[Document excerpt]:
⟨

You would think IT managers would know better.

Well, at least I would think that.

But, according to IT Week, a new survey of IT managers shows a majority in favour of banning Facebook and other social networking sites in the workplace.

I can well imagine situations where personal use of computer systems is a bit iffy – not least air traffic controllers – yet I can’t help thinking that many employers need to be a little more balanced in their approach.

They still invariably see potential pitfalls of social networking in the workplace, rather than possibilities and opportunities it could present.

It remains a long path to enlightenment.

Perhaps these IT managers haven’t got many “friends”, or don’t get poked as often as they had hoped?


8 responses »

  1. ex8404 says:

    You’re kidding, right?

    Let’s pretend that I’m an employer. I pay John Doe a certain amount of money to do a job which, in turn, makes me even more money. Exactly where does Facebook fit into this? I really don’t want to pay Mr. Doe any money at all just so he can inflate his ego by counting the number of imaginary friends he has made on Facebook while using my computer in my office using my electricity.

    You mentioned that “social networking” and the “possibilities and opportunities it (can) present.” I sure would like to see some of those explained in detail.

    John Doe goes to work to work. Let him set up his play dates with his imaginary friends on his own time.

  2. Paul Groves says:

    ex8404: Here’s a bit of light reading on some of the potential opportunities… – Accountancy Age. – SMEs on – Enterprise Quest.

    There’s plenty more out there on the www.

    Assuming Mr Doe is relatively content in his job, given opportunities by his employer and valued as more than just a money-making tool, then he probably wouldn’t want to inflate his ego, poke imaginary friends or waste his firm’s electricity.

  3. Ursula says:

    ex8404 – you are not the new 007, working under cover of a new number?

    Just as blogging and emailing has replaced that wonderful time consuming pleasure of people knocking at your door to visit, ‘social networking’, like facebook, appears to have replaced the quick chat whilst putting on the kettle in a communal kitchen, or having a conversation across the water cooler. Be a bit more forgiving and a little more human. If you WERE that imaginary employer you might find you workforce so much happier, thus so much more efficient.


  4. ex8404 says:

    Actually, no one works for me and I have never hired anyone to work for me. Not even to cut the grass. I’m a high school teacher in Tennessee, USA and Facebook is the cause of all kinds of problems.

⟩

[Work to do]:
(A) In the blog post on banning Facebook at work, what does the new survey of IT managers show?
(B) Extend the blog discussion about banning Facebook at work, starting right after its final sentence.

Element location listings
⟨

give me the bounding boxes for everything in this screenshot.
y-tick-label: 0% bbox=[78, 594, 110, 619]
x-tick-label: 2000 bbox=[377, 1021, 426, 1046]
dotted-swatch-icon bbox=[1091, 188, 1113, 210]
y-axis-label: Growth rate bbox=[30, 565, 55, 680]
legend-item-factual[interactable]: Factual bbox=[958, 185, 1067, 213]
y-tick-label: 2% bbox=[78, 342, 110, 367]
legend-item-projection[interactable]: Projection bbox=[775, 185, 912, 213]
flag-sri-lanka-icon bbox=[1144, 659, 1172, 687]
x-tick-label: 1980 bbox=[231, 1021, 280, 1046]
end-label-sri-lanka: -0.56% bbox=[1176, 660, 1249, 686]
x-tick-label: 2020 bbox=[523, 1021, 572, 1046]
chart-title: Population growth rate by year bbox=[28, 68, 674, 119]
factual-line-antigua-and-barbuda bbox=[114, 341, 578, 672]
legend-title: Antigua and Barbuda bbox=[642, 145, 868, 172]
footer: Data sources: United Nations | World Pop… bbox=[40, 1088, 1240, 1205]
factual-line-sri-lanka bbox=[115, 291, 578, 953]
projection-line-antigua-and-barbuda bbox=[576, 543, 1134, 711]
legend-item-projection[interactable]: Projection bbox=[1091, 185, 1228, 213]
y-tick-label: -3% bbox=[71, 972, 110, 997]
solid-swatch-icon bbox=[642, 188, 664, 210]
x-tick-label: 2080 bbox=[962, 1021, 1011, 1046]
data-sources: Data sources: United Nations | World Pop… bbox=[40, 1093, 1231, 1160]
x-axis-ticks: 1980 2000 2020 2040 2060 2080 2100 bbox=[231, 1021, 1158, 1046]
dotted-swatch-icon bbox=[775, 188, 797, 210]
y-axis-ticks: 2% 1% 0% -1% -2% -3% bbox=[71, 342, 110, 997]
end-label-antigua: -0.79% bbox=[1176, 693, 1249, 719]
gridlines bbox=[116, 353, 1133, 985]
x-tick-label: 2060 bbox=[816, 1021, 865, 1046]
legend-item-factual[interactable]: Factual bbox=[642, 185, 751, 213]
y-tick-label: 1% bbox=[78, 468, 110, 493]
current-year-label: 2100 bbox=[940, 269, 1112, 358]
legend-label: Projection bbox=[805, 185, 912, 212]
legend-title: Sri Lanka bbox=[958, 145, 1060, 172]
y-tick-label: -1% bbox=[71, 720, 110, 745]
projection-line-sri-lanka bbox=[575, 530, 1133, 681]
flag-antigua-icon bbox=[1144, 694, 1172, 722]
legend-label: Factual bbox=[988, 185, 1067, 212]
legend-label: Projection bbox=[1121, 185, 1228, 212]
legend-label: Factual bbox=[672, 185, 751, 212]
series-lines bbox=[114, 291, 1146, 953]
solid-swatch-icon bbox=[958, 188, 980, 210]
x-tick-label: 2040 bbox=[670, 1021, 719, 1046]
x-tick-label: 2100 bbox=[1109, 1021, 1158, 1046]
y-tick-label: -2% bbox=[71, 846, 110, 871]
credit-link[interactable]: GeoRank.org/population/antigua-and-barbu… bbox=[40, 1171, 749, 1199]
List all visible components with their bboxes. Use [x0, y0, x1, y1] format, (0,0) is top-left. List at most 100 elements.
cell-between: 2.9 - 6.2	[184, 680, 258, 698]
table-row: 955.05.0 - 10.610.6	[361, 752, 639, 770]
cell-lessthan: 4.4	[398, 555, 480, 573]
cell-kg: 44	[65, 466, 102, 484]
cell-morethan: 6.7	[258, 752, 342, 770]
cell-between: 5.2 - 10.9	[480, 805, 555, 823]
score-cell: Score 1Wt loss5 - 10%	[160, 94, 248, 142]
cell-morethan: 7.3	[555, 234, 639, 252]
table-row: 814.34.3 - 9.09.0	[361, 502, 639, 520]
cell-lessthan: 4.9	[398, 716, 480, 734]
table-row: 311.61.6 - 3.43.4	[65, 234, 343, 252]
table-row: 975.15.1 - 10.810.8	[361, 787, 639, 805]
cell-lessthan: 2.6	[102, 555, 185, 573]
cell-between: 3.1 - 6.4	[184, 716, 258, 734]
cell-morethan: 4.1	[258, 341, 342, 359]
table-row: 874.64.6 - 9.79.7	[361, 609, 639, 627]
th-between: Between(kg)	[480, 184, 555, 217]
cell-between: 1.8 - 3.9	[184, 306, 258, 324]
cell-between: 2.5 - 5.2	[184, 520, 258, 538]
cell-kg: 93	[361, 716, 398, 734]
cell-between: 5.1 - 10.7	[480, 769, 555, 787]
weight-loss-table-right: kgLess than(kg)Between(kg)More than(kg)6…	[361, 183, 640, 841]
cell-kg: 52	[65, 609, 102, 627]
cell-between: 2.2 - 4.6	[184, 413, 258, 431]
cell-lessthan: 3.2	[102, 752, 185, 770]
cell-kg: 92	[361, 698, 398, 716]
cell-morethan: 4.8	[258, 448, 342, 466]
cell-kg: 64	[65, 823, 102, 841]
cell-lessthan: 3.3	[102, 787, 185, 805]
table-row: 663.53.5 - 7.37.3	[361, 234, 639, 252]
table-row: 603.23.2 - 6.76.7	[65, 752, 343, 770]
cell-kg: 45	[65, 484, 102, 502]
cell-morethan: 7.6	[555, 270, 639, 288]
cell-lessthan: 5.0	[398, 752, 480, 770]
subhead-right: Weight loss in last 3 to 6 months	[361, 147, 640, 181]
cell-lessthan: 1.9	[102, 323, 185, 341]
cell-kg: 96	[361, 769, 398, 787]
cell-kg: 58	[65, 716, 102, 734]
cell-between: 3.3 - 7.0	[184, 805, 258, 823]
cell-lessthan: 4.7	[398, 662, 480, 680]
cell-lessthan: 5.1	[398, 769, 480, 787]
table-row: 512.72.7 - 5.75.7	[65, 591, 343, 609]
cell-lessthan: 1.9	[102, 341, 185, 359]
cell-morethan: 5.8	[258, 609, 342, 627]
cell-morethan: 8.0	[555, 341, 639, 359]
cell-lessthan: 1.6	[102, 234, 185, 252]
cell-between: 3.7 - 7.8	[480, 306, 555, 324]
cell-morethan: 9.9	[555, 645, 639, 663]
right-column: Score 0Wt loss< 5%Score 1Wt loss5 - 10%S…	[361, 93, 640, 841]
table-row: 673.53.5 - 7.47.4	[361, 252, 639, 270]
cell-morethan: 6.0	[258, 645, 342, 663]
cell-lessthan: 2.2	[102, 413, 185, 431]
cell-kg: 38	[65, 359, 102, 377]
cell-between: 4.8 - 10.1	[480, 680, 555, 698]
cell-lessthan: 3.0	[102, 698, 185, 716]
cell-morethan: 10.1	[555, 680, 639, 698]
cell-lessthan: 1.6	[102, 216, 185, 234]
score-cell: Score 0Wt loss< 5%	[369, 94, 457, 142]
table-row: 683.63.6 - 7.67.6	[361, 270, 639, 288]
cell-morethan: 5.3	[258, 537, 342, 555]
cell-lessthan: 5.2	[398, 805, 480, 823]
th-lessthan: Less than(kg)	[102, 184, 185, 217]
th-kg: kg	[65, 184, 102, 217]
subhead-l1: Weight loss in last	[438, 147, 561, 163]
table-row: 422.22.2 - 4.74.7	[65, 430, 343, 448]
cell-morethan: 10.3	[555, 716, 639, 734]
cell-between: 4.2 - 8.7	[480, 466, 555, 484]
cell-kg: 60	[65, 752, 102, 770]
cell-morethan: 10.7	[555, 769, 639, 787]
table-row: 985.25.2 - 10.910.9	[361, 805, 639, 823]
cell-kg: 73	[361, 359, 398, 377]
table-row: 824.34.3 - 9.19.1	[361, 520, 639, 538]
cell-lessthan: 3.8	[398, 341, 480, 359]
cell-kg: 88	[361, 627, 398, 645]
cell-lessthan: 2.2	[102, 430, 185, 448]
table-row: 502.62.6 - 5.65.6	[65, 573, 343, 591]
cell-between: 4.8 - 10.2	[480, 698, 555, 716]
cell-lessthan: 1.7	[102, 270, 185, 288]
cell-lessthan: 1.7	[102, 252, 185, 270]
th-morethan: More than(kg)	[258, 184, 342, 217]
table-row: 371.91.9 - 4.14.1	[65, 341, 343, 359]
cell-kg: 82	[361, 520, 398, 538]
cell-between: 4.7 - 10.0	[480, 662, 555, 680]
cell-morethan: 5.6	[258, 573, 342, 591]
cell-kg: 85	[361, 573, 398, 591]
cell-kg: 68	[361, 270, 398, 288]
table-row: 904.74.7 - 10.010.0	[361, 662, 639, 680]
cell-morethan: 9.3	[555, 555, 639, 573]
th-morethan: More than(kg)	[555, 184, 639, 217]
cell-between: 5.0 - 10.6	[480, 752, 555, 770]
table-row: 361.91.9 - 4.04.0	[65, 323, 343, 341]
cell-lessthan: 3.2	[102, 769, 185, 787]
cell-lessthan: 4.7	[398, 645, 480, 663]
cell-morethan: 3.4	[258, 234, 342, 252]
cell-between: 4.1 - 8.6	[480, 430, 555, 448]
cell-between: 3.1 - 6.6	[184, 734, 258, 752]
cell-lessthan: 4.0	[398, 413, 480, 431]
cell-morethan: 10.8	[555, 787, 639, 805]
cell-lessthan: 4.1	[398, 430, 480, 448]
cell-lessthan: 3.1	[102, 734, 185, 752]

⟩

[Answers below]:
(A) A majority of IT managers favor banning Facebook and other social networking sites in the workplace.

(B)
    Facebook, MySpace, YouTube and a bunch of others are blocked but getting around a block is easy. Pull out the classroom computers for research and 80% go straight to Facebook. I’m a pretty interesting kind of a guy but I can’t hope to compete with Facebook. But the kids LOVE to fight over the he-said-she-said stuff they write about each other.

    I can honestly see some value in social networking in the workplace as long as it is regulated and explained. But I can not believe that having a receptionist keeping a Facebook page open while answering every third call is good for anyone involved.

    Ursula- I am very forgiving and my humanity has never been questioned before today. But I forgive you (see? forgiving).

    Paul – Thanks for the links. I might use them in class. really didn’t mean to sound so argumentative. I just picked the wrong week to quit smoking.

  5. Paul Groves says:

    ex8404: OK, no worries. You might be interested in this one too –

    It is about a study set up in the UK into social networking and the impact on universities, namely how they can make better use of Web 2.0. Not much to report on it at the moment, they are due to release fuller findings at the end of the year. But I’m sure many of the recommendations would translate to education as a whole and not just universities.

    Good luck with the not smoking thing.

  6. Ursula says:

    Poor Paul, your blog has become a little like a school’s gym; first you you choose your team, no sooner do you have balls flying round your ears.

    As to being argumentative, ex8404, either you are or you aren’t. I gave up smoking many years ago, and I am still arguing, even with perfect strangers.

    My 16 year old son tells me that facebook is for “older” people. And he is so fed up with beebo he has given up the will to text.

    Since humanity comes in lot of shapes and sizes I most certainly have not questioned yours; however I do not wish to be forgiven.


  7. ex8404 says:

    Paul – Thanks for the extra link. I’m going to keep an eye out for further developments on the study. I still think that without a clear and concise plan to incorporate social networking into a business, the social hobbyist could hurt productivity with a poorly placed remark or photo.

    It sort of cleared my mind for some new possibilities. That’s one of the problems with being a teacher. I spend WAY too much time with teenagers. It’s easy to forget that the rest of us work with actual adults.

    Ursula – We really have to stop meeting like this. Yes, one either is or is not argumentative. But just as I can be clumsy without really meaning to, I can write or say something that, at first glance, feels right but is actually perceived as a bit shirty. So, while the perception may have been argumentative, the intention was not.

    If I may give you an example:

    “Be a bit more forgiving and a little more human. ” Perhaps your intention was not to question my humanity but these words do so quite clearly.

    As for forgiveness? The great thing about being a live-and-let-live kind of guy is that you don’t need to ask permission to be forgiving.

    Paul, thanks for the forum. I’ll leave you kids alone now.

  8. Paul Groves says:

    ex8404: As this is an issue I’m interested in, I’ll be keeping an eye open for more info on it too. You’re right about a general lack of clarity. It seems we’re all on a steep learning curve about so much of this technology and they’re already talking about the next stage of the evolutionary process.